**Your instructions**
Pick every line from the data that holds the word "generated".

**Supplied material**

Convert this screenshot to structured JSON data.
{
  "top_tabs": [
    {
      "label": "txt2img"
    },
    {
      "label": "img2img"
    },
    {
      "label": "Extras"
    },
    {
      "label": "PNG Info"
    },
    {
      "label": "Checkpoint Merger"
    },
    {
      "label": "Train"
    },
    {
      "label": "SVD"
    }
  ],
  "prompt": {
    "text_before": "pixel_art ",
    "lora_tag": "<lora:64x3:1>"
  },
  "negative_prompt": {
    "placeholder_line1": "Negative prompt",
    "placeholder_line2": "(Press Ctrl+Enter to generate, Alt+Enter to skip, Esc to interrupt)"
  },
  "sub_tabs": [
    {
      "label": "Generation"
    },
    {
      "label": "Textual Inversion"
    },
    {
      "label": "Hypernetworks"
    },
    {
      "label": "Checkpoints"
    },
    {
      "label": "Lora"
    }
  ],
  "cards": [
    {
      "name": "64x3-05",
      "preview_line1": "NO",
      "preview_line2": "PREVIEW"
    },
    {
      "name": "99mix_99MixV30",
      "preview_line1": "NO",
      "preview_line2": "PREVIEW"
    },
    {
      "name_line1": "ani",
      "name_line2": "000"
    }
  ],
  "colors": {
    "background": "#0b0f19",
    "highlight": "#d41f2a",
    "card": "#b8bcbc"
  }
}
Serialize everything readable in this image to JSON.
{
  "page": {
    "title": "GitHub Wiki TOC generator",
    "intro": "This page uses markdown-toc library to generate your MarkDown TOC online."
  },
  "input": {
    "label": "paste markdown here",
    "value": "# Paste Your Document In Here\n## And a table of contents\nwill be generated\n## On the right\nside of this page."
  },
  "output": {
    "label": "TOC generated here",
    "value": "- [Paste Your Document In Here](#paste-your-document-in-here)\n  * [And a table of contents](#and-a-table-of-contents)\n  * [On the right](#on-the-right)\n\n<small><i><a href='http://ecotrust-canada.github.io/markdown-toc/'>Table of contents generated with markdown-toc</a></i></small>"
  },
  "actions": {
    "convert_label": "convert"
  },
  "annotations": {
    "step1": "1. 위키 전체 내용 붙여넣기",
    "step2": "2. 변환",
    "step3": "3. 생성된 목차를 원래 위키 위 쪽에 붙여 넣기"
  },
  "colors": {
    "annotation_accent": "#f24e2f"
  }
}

**Exercise result**
    "value": "# Paste Your Document In Here\n## And a table of contents\nwill be generated\n## On the right\nside of this page."
    "label": "TOC generated here",
    "value": "- [Paste Your Document In Here](#paste-your-document-in-here)\n  * [And a table of contents](#and-a-table-of-contents)\n  * [On the right](#on-the-right)\n\n<small><i><a href='http://ecotrust-canada.github.io/markdown-toc/'>Table of contents generated with markdown-toc</a></i></small>"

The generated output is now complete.